:: GIVEN RECORDS ::

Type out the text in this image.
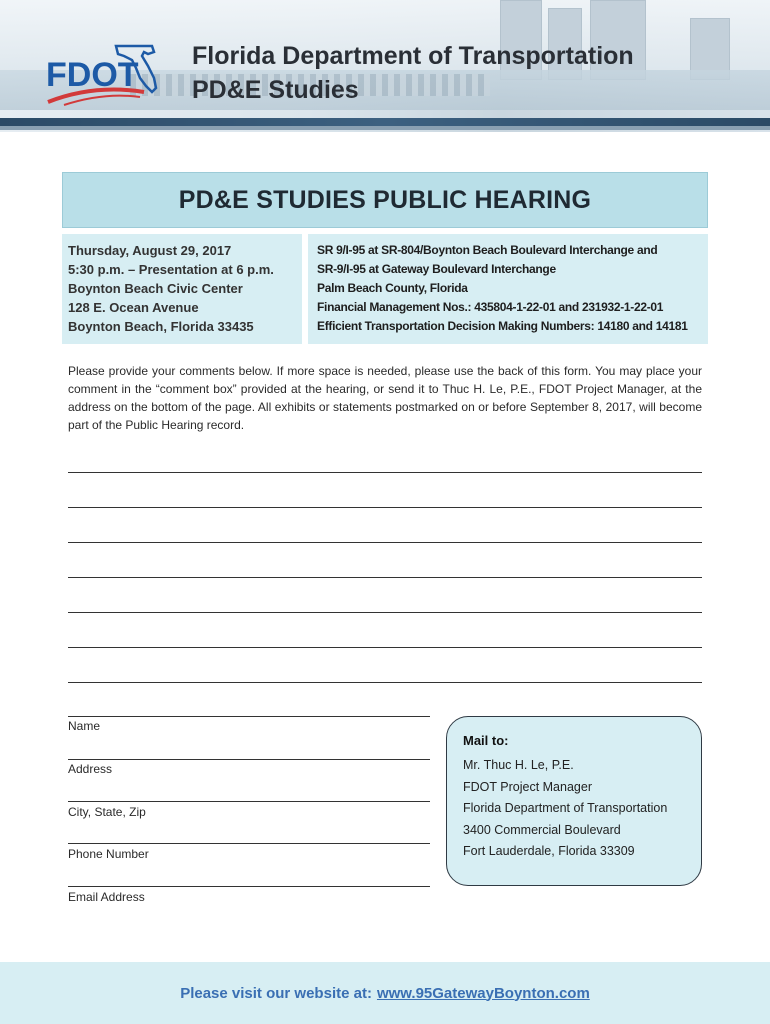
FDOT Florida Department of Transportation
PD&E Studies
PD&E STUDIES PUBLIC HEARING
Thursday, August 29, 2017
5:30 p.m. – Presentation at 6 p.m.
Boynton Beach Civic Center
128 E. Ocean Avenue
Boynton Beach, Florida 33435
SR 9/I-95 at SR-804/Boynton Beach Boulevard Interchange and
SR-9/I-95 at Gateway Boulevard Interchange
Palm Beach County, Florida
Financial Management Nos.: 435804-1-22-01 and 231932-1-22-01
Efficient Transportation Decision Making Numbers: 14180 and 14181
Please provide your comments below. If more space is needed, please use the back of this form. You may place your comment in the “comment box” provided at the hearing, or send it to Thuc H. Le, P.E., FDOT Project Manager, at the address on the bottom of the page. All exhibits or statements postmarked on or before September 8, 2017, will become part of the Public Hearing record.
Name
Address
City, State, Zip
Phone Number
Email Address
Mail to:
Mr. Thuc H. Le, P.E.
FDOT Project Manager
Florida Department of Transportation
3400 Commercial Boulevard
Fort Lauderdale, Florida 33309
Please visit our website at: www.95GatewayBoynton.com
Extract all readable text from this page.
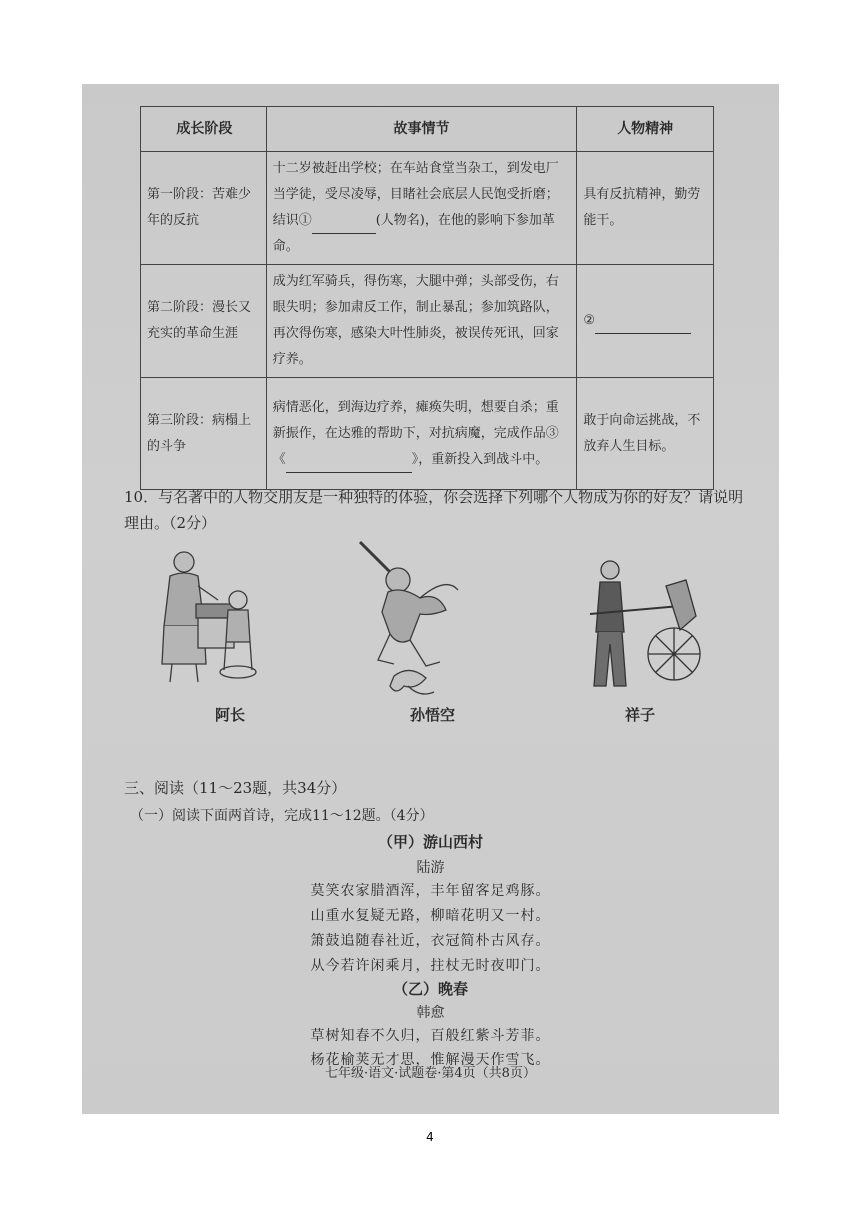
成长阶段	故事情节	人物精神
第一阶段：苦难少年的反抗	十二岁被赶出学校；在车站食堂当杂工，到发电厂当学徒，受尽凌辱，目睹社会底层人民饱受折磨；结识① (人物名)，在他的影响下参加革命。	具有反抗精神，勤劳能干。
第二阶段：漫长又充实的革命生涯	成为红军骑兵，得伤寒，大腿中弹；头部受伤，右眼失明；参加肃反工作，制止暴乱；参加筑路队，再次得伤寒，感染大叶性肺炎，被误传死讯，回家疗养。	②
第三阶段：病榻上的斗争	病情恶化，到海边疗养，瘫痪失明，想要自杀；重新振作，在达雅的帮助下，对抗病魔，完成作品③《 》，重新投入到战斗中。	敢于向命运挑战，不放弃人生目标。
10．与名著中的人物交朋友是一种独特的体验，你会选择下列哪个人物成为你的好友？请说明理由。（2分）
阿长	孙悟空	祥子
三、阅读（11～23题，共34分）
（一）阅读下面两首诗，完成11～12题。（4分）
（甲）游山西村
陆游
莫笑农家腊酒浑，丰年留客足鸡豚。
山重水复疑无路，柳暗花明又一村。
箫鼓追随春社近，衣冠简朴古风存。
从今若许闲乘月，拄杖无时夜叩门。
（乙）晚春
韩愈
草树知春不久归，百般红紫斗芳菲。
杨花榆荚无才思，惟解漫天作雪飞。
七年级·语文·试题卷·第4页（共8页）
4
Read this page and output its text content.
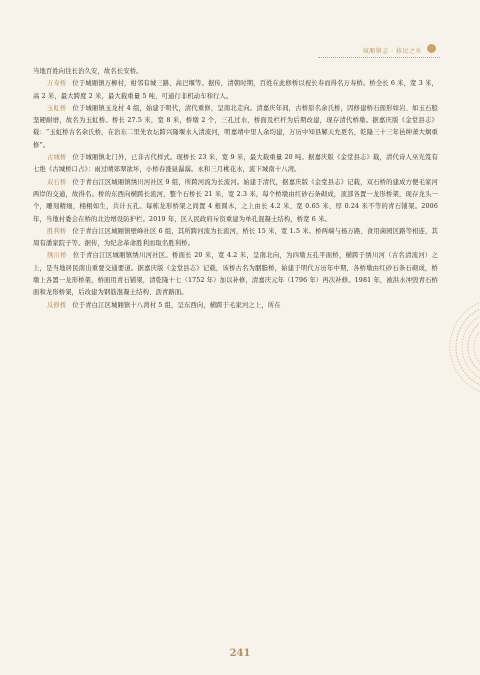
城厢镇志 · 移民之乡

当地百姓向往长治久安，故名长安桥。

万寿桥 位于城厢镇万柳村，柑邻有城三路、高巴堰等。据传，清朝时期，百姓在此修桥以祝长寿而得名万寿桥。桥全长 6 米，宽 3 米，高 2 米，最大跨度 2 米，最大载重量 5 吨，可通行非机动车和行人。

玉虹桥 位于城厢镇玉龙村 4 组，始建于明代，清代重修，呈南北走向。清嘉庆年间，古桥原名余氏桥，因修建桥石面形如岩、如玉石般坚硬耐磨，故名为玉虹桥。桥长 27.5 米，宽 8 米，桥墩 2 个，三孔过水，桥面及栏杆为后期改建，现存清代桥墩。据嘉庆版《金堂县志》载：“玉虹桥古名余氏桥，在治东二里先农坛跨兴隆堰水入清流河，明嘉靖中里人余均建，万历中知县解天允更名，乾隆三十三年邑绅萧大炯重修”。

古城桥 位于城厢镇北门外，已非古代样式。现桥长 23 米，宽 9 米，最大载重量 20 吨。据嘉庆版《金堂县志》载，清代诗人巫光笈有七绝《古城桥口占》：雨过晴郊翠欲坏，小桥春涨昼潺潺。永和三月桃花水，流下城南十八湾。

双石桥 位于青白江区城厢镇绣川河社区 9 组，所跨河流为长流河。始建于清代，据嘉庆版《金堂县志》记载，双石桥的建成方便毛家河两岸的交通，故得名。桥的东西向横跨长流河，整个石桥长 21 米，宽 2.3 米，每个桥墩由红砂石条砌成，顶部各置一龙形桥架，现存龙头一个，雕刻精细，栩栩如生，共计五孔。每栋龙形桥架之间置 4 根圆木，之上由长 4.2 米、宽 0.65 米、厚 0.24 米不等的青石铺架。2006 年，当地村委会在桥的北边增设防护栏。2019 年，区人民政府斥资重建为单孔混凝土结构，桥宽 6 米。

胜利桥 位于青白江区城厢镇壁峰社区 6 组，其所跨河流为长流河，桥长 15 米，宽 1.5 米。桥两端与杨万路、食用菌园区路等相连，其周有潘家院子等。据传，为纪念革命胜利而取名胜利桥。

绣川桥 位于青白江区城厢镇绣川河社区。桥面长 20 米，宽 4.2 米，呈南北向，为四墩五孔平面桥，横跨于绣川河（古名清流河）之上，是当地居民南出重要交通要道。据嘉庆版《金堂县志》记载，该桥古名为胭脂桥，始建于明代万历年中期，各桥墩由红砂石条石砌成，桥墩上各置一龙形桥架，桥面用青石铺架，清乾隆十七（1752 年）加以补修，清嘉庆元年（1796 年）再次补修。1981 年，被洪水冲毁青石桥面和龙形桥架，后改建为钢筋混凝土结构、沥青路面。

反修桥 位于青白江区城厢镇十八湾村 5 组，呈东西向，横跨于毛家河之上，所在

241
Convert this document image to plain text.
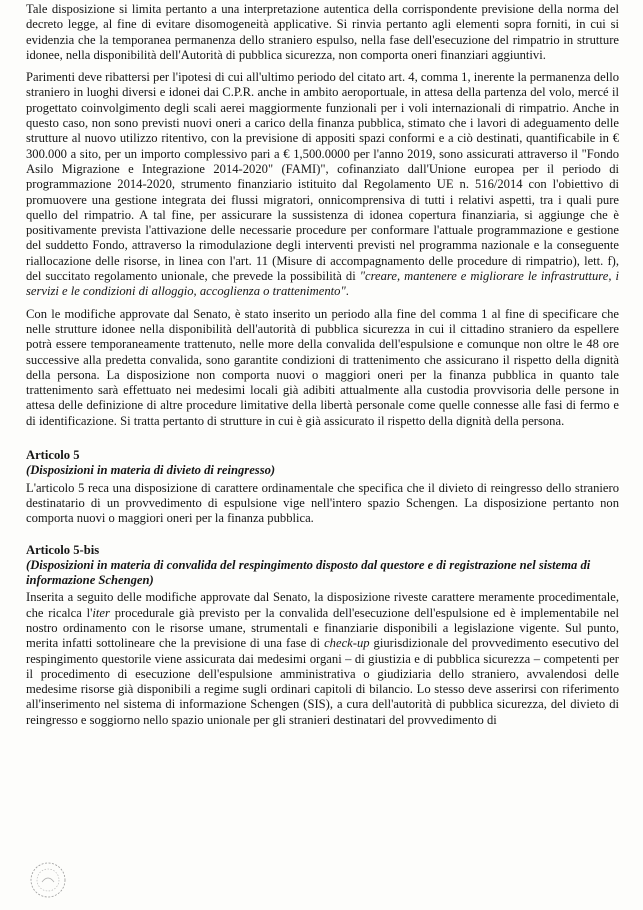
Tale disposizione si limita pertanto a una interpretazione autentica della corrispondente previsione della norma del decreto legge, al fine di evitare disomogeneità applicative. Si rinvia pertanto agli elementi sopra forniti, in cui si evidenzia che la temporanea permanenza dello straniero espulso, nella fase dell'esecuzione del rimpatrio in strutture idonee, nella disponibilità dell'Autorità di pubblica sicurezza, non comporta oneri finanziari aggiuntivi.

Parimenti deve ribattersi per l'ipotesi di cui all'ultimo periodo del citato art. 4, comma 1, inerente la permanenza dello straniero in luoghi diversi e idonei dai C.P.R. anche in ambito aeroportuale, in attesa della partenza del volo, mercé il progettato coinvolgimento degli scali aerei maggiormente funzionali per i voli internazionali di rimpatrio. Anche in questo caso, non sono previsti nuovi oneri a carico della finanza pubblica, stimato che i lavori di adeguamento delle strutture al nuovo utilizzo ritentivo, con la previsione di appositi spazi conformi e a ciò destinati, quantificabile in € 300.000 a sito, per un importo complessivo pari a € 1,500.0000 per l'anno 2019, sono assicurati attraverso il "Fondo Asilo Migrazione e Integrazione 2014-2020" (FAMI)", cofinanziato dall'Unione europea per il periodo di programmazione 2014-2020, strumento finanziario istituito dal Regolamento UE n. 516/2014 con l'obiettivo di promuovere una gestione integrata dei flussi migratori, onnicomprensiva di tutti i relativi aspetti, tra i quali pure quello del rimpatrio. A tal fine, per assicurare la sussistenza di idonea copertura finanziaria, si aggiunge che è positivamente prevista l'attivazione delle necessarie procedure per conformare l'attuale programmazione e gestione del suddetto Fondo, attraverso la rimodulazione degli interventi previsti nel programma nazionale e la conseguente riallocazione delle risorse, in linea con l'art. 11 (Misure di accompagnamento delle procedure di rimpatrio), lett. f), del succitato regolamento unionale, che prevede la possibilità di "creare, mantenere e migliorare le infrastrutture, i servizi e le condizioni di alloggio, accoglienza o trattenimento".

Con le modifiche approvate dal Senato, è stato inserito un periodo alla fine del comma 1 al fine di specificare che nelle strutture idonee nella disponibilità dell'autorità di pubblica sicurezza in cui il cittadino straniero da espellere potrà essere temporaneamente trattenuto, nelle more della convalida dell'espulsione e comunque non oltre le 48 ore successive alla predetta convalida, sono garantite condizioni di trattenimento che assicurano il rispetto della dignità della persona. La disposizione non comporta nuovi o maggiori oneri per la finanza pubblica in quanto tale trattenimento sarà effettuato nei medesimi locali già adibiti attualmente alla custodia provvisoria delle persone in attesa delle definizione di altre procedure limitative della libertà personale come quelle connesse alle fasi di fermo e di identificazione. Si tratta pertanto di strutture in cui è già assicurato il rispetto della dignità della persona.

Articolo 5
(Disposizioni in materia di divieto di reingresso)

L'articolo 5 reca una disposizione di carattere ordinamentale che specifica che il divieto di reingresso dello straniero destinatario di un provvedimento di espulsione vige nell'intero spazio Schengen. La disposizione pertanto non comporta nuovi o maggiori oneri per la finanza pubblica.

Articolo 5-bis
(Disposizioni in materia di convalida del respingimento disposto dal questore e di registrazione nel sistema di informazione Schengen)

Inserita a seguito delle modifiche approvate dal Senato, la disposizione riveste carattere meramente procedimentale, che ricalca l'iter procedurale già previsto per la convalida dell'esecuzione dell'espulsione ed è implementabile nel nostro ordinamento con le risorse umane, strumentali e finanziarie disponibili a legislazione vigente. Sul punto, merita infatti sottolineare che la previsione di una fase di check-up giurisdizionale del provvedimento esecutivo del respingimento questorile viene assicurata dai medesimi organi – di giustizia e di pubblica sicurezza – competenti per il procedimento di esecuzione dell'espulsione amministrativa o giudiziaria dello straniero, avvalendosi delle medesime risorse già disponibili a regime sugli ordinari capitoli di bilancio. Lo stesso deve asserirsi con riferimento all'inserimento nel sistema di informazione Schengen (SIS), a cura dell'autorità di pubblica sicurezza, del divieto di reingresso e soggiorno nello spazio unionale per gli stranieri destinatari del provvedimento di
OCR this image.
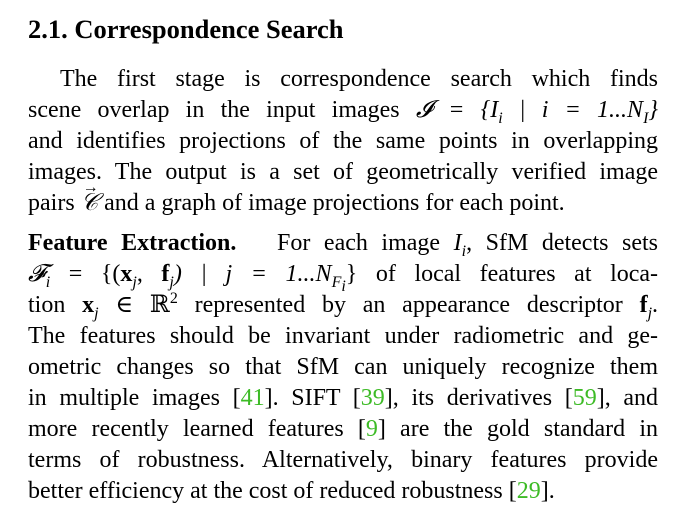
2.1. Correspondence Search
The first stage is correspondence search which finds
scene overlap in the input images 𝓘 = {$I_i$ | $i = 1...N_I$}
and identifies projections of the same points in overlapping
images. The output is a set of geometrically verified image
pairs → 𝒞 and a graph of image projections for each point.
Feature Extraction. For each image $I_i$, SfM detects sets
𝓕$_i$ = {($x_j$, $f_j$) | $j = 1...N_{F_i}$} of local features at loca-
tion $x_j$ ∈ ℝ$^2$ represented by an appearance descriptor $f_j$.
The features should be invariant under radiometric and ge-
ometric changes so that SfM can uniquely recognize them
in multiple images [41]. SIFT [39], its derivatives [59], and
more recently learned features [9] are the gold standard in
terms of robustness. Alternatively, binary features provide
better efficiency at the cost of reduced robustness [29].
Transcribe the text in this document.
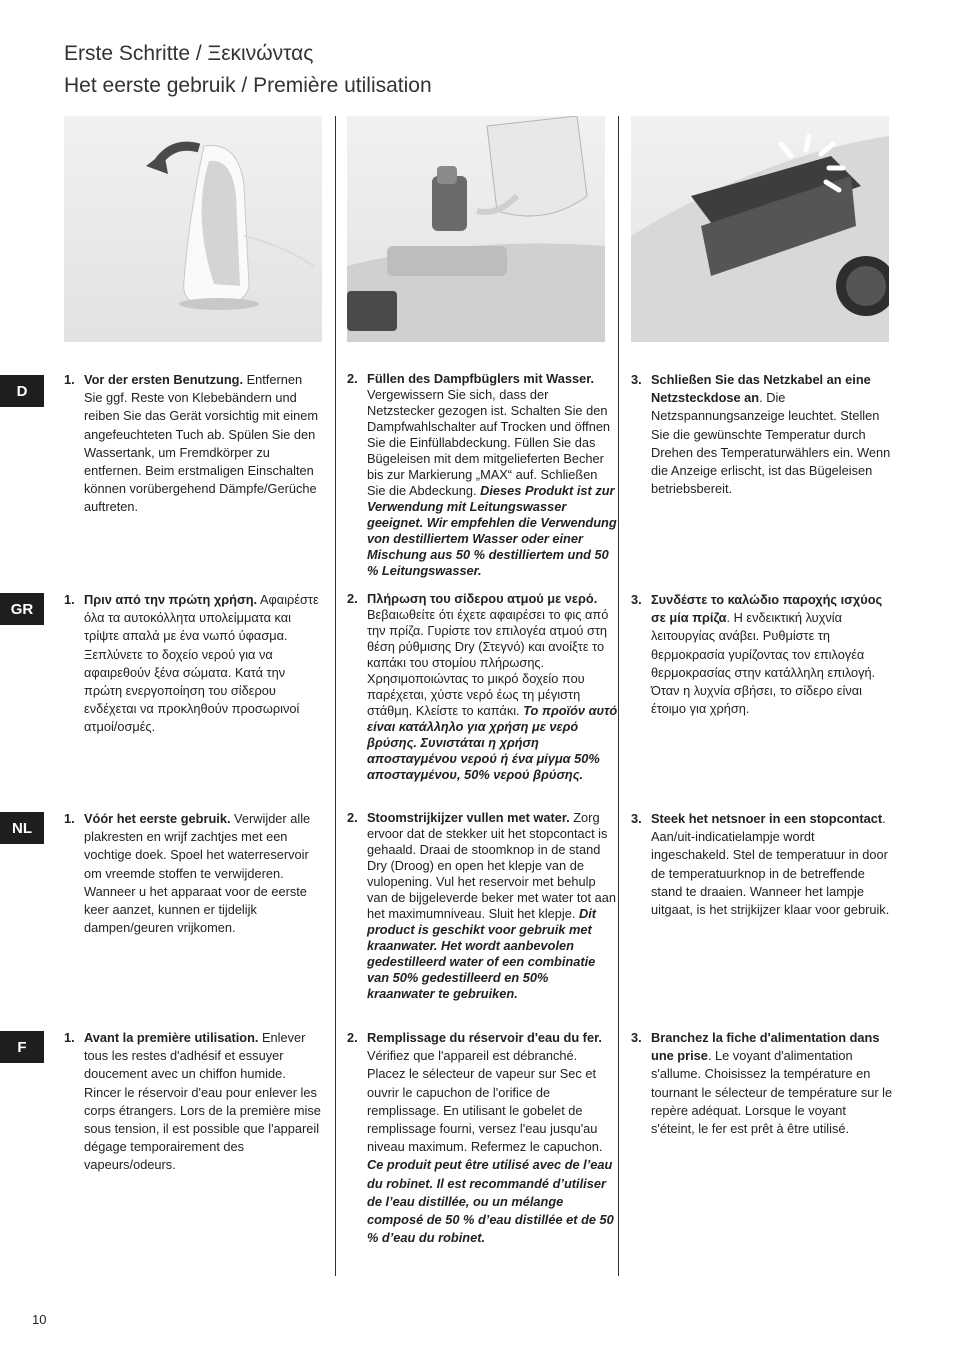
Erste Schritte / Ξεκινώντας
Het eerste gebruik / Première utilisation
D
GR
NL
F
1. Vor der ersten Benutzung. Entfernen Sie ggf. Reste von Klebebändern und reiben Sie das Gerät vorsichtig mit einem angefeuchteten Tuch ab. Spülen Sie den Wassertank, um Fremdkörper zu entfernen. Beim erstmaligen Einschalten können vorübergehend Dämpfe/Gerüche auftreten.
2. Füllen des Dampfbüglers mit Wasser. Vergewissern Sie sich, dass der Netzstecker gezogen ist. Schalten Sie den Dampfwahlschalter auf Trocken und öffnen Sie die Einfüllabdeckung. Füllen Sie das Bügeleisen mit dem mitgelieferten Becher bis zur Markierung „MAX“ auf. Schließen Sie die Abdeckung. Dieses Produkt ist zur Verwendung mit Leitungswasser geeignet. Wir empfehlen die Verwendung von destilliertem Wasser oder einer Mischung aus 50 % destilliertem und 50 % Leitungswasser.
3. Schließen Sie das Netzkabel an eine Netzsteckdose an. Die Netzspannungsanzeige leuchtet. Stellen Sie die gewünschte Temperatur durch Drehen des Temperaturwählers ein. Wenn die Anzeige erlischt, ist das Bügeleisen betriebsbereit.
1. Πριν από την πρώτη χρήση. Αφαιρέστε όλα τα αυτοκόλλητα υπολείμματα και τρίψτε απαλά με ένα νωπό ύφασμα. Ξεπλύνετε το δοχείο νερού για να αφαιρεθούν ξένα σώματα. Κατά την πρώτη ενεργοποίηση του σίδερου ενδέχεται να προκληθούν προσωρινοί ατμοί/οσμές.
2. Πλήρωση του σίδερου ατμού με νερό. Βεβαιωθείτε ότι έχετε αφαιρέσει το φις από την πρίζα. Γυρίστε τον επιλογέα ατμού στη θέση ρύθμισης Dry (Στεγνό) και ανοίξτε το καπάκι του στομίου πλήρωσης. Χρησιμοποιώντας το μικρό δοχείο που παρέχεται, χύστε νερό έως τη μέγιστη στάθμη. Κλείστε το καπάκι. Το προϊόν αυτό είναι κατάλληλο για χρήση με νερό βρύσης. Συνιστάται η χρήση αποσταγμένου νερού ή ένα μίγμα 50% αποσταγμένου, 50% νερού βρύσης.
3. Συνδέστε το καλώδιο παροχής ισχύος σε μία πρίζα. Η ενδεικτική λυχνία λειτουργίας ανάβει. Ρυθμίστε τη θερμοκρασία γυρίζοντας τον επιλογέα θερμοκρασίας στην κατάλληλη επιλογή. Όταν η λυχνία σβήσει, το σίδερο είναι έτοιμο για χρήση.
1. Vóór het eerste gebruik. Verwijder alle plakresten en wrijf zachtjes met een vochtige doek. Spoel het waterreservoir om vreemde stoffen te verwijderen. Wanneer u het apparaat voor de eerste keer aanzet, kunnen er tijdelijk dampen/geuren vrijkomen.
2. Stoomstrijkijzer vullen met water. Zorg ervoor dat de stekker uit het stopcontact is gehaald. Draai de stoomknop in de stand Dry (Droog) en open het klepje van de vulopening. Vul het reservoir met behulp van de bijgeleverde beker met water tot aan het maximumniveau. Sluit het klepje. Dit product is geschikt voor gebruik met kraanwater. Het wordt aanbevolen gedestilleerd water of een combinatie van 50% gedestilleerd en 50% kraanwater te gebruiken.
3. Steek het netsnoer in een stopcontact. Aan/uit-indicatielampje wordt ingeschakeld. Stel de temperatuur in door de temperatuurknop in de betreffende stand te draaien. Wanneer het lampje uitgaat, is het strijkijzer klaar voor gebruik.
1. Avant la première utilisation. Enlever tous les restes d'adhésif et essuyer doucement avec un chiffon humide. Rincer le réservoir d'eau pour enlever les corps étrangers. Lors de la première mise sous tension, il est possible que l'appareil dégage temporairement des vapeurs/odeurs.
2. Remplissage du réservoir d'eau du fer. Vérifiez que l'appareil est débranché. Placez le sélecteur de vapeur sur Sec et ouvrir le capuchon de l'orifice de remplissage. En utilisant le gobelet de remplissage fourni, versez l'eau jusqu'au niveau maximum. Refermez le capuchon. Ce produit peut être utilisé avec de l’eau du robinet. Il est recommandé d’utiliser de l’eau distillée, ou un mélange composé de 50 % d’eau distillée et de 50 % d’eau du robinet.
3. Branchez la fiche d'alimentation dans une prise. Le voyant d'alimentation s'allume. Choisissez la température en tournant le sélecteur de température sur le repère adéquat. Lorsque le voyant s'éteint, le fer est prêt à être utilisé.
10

:::

— AIM —
Using the records above, find and show each line with the string "avec".

— REPLY TO THE EXERCISE —
1. Avant la première utilisation. Enlever tous les restes d'adhésif et essuyer doucement avec un chiffon humide. Rincer le réservoir d'eau pour enlever les corps étrangers. Lors de la première mise sous tension, il est possible que l'appareil dégage temporairement des vapeurs/odeurs.
2. Remplissage du réservoir d'eau du fer. Vérifiez que l'appareil est débranché. Placez le sélecteur de vapeur sur Sec et ouvrir le capuchon de l'orifice de remplissage. En utilisant le gobelet de remplissage fourni, versez l'eau jusqu'au niveau maximum. Refermez le capuchon. Ce produit peut être utilisé avec de l’eau du robinet. Il est recommandé d’utiliser de l’eau distillée, ou un mélange composé de 50 % d’eau distillée et de 50 % d’eau du robinet.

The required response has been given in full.